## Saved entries
——
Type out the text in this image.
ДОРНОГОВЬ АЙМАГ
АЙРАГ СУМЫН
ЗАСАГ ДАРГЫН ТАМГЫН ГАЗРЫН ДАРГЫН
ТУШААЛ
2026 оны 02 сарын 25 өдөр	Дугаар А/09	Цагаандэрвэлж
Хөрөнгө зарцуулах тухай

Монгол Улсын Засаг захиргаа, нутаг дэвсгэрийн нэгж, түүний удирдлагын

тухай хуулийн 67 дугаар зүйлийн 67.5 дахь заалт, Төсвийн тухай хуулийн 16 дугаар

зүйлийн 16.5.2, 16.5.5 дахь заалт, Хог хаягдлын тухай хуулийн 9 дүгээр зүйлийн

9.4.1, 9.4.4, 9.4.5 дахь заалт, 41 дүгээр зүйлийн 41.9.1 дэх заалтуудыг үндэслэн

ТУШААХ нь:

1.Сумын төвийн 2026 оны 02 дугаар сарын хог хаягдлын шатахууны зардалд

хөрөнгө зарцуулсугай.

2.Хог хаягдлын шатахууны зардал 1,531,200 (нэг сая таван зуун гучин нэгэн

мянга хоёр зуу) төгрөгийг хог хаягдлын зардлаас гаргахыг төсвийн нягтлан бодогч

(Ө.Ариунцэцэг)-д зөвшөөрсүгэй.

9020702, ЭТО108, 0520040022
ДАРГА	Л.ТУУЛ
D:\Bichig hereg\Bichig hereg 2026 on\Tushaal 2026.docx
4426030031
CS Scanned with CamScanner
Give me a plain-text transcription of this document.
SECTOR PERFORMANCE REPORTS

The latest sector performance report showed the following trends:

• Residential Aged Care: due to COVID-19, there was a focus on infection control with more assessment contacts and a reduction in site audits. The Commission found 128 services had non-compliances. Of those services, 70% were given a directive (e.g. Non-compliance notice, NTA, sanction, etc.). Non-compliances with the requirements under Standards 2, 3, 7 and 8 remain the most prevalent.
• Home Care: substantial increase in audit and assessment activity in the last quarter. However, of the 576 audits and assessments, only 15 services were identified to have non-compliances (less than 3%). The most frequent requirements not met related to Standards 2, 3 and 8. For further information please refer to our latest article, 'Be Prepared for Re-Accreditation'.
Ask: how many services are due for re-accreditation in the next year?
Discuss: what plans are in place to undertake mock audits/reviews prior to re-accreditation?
——
Give exactly the lines from the one with "Give me a plain-text" to the end of the entries, nothing before them.

## Full response
Give me a plain-text transcription of this document.
SECTOR PERFORMANCE REPORTS

The latest sector performance report showed the following trends:

• Residential Aged Care: due to COVID-19, there was a focus on infection control with more assessment contacts and a reduction in site audits. The Commission found 128 services had non-compliances. Of those services, 70% were given a directive (e.g. Non-compliance notice, NTA, sanction, etc.). Non-compliances with the requirements under Standards 2, 3, 7 and 8 remain the most prevalent.
• Home Care: substantial increase in audit and assessment activity in the last quarter. However, of the 576 audits and assessments, only 15 services were identified to have non-compliances (less than 3%). The most frequent requirements not met related to Standards 2, 3 and 8. For further information please refer to our latest article, 'Be Prepared for Re-Accreditation'.
Ask: how many services are due for re-accreditation in the next year?
Discuss: what plans are in place to undertake mock audits/reviews prior to re-accreditation?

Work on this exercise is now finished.